- Your instructions
Restate the data below word for word. Skip any images it contains.

[Part of a data file]

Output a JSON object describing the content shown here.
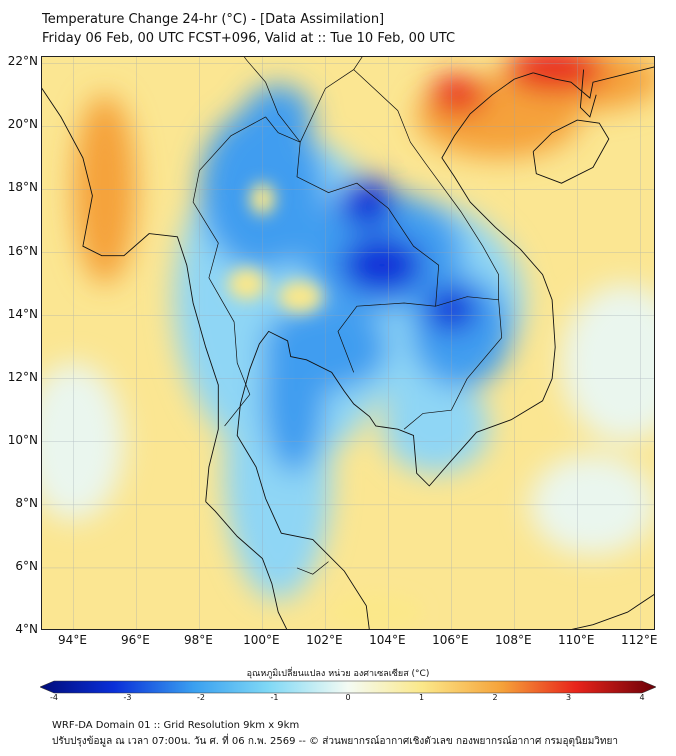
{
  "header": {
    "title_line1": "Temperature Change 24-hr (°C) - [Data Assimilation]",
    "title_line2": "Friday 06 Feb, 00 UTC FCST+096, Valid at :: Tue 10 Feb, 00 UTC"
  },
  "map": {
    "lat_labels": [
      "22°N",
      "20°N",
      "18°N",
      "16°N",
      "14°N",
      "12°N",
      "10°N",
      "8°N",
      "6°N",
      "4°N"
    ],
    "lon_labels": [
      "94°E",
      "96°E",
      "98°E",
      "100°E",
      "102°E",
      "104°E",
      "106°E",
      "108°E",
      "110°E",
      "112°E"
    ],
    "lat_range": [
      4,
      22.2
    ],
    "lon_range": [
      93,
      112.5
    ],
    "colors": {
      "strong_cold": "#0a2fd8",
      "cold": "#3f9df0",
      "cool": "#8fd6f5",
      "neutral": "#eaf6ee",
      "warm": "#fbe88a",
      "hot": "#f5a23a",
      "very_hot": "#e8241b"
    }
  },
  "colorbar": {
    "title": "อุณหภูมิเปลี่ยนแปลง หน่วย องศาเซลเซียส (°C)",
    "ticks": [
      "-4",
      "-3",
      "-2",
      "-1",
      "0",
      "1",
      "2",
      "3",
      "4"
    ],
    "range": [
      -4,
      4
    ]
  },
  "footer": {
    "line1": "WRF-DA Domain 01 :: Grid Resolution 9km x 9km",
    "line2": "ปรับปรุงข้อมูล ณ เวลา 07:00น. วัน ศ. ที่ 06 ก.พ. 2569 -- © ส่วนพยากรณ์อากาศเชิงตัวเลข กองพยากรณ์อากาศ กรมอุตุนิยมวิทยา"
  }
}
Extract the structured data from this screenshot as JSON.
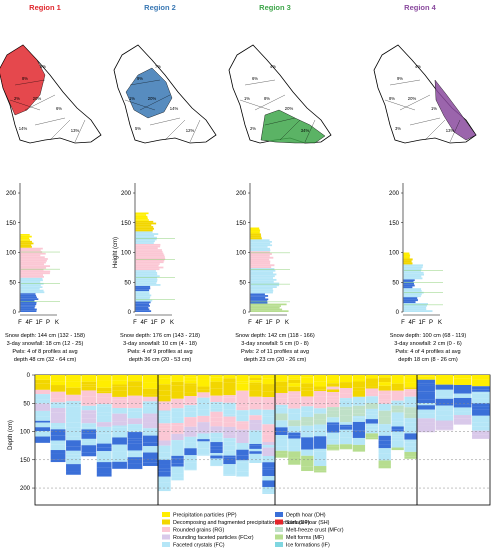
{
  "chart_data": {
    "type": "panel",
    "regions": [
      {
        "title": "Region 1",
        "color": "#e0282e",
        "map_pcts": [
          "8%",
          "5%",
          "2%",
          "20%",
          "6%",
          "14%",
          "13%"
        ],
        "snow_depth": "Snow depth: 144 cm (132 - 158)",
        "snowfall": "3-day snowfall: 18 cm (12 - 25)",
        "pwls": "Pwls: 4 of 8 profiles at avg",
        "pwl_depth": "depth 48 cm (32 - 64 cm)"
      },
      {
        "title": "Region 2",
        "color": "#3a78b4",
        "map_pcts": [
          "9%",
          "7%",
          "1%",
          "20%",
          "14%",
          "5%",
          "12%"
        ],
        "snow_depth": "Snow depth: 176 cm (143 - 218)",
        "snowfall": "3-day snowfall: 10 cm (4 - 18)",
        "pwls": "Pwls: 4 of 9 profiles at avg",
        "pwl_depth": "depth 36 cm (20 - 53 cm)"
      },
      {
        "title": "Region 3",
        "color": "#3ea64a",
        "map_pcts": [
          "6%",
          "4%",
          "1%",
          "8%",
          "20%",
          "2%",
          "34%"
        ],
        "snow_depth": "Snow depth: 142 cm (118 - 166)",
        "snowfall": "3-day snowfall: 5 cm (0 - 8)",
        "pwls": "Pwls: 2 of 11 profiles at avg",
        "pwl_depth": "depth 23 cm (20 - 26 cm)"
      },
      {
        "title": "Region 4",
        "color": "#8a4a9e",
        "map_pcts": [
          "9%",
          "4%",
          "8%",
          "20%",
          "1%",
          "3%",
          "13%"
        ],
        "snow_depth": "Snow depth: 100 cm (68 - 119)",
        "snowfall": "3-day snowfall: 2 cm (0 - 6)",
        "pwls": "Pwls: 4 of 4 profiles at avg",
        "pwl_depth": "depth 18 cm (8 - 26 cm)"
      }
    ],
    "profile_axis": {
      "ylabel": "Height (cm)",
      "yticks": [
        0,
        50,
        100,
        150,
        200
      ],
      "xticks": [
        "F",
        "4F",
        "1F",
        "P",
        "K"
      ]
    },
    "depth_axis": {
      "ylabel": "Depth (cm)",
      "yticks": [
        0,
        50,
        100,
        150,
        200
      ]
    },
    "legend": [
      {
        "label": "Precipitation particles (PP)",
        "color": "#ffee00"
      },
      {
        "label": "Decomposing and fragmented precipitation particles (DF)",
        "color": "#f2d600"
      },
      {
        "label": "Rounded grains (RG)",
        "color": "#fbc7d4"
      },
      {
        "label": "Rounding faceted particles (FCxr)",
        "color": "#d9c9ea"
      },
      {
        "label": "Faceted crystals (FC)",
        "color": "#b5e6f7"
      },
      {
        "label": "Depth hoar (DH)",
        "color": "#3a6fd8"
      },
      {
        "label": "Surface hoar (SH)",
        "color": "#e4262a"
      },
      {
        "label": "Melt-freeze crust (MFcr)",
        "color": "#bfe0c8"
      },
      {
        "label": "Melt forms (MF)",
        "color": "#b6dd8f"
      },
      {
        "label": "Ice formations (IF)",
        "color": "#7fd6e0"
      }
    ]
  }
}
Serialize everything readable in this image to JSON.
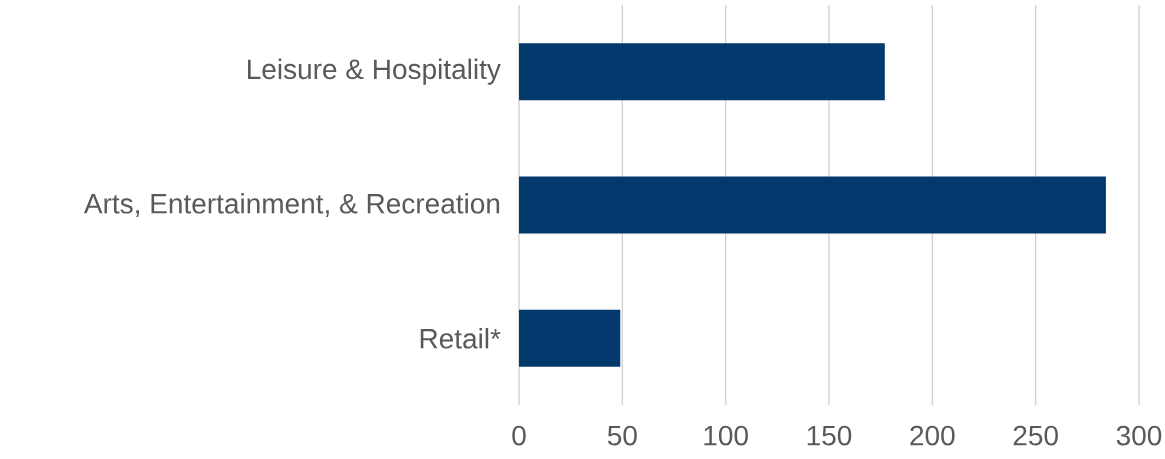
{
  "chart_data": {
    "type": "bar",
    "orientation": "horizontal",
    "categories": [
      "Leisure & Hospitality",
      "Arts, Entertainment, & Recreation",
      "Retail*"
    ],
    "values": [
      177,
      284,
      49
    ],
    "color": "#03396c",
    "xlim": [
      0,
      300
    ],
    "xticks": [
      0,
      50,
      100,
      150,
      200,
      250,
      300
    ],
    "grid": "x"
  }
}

- Written response
Output a JSON object describing the content shown here.
{
  "header": {
    "title_line1": "Temperature Change 24-hr (°C) - [Data Assimilation]",
    "title_line2": "Friday 06 Feb, 00 UTC FCST+096, Valid at :: Tue 10 Feb, 00 UTC"
  },
  "map": {
    "lat_labels": [
      "22°N",
      "20°N",
      "18°N",
      "16°N",
      "14°N",
      "12°N",
      "10°N",
      "8°N",
      "6°N",
      "4°N"
    ],
    "lon_labels": [
      "94°E",
      "96°E",
      "98°E",
      "100°E",
      "102°E",
      "104°E",
      "106°E",
      "108°E",
      "110°E",
      "112°E"
    ],
    "lat_range": [
      4,
      22.2
    ],
    "lon_range": [
      93,
      112.5
    ],
    "colors": {
      "strong_cold": "#0a2fd8",
      "cold": "#3f9df0",
      "cool": "#8fd6f5",
      "neutral": "#eaf6ee",
      "warm": "#fbe88a",
      "hot": "#f5a23a",
      "very_hot": "#e8241b"
    }
  },
  "colorbar": {
    "title": "อุณหภูมิเปลี่ยนแปลง หน่วย องศาเซลเซียส (°C)",
    "ticks": [
      "-4",
      "-3",
      "-2",
      "-1",
      "0",
      "1",
      "2",
      "3",
      "4"
    ],
    "range": [
      -4,
      4
    ]
  },
  "footer": {
    "line1": "WRF-DA Domain 01 :: Grid Resolution 9km x 9km",
    "line2": "ปรับปรุงข้อมูล ณ เวลา 07:00น. วัน ศ. ที่ 06 ก.พ. 2569 -- © ส่วนพยากรณ์อากาศเชิงตัวเลข กองพยากรณ์อากาศ กรมอุตุนิยมวิทยา"
  }
}
Extract the structured data from this screenshot as JSON.
{
  "chart_data": {
    "type": "panel",
    "regions": [
      {
        "title": "Region 1",
        "color": "#e0282e",
        "map_pcts": [
          "8%",
          "5%",
          "2%",
          "20%",
          "6%",
          "14%",
          "13%"
        ],
        "snow_depth": "Snow depth: 144 cm (132 - 158)",
        "snowfall": "3-day snowfall: 18 cm (12 - 25)",
        "pwls": "Pwls: 4 of 8 profiles at avg",
        "pwl_depth": "depth 48 cm (32 - 64 cm)"
      },
      {
        "title": "Region 2",
        "color": "#3a78b4",
        "map_pcts": [
          "9%",
          "7%",
          "1%",
          "20%",
          "14%",
          "5%",
          "12%"
        ],
        "snow_depth": "Snow depth: 176 cm (143 - 218)",
        "snowfall": "3-day snowfall: 10 cm (4 - 18)",
        "pwls": "Pwls: 4 of 9 profiles at avg",
        "pwl_depth": "depth 36 cm (20 - 53 cm)"
      },
      {
        "title": "Region 3",
        "color": "#3ea64a",
        "map_pcts": [
          "6%",
          "4%",
          "1%",
          "8%",
          "20%",
          "2%",
          "34%"
        ],
        "snow_depth": "Snow depth: 142 cm (118 - 166)",
        "snowfall": "3-day snowfall: 5 cm (0 - 8)",
        "pwls": "Pwls: 2 of 11 profiles at avg",
        "pwl_depth": "depth 23 cm (20 - 26 cm)"
      },
      {
        "title": "Region 4",
        "color": "#8a4a9e",
        "map_pcts": [
          "9%",
          "4%",
          "8%",
          "20%",
          "1%",
          "3%",
          "13%"
        ],
        "snow_depth": "Snow depth: 100 cm (68 - 119)",
        "snowfall": "3-day snowfall: 2 cm (0 - 6)",
        "pwls": "Pwls: 4 of 4 profiles at avg",
        "pwl_depth": "depth 18 cm (8 - 26 cm)"
      }
    ],
    "profile_axis": {
      "ylabel": "Height (cm)",
      "yticks": [
        0,
        50,
        100,
        150,
        200
      ],
      "xticks": [
        "F",
        "4F",
        "1F",
        "P",
        "K"
      ]
    },
    "depth_axis": {
      "ylabel": "Depth (cm)",
      "yticks": [
        0,
        50,
        100,
        150,
        200
      ]
    },
    "legend": [
      {
        "label": "Precipitation particles (PP)",
        "color": "#ffee00"
      },
      {
        "label": "Decomposing and fragmented precipitation particles (DF)",
        "color": "#f2d600"
      },
      {
        "label": "Rounded grains (RG)",
        "color": "#fbc7d4"
      },
      {
        "label": "Rounding faceted particles (FCxr)",
        "color": "#d9c9ea"
      },
      {
        "label": "Faceted crystals (FC)",
        "color": "#b5e6f7"
      },
      {
        "label": "Depth hoar (DH)",
        "color": "#3a6fd8"
      },
      {
        "label": "Surface hoar (SH)",
        "color": "#e4262a"
      },
      {
        "label": "Melt-freeze crust (MFcr)",
        "color": "#bfe0c8"
      },
      {
        "label": "Melt forms (MF)",
        "color": "#b6dd8f"
      },
      {
        "label": "Ice formations (IF)",
        "color": "#7fd6e0"
      }
    ]
  }
}
Serialize everything readable in this image to JSON.
{
  "chart_data": {
    "type": "bar",
    "orientation": "horizontal",
    "categories": [
      "Leisure & Hospitality",
      "Arts, Entertainment, & Recreation",
      "Retail*"
    ],
    "values": [
      177,
      284,
      49
    ],
    "color": "#03396c",
    "xlim": [
      0,
      300
    ],
    "xticks": [
      0,
      50,
      100,
      150,
      200,
      250,
      300
    ],
    "grid": "x"
  }
}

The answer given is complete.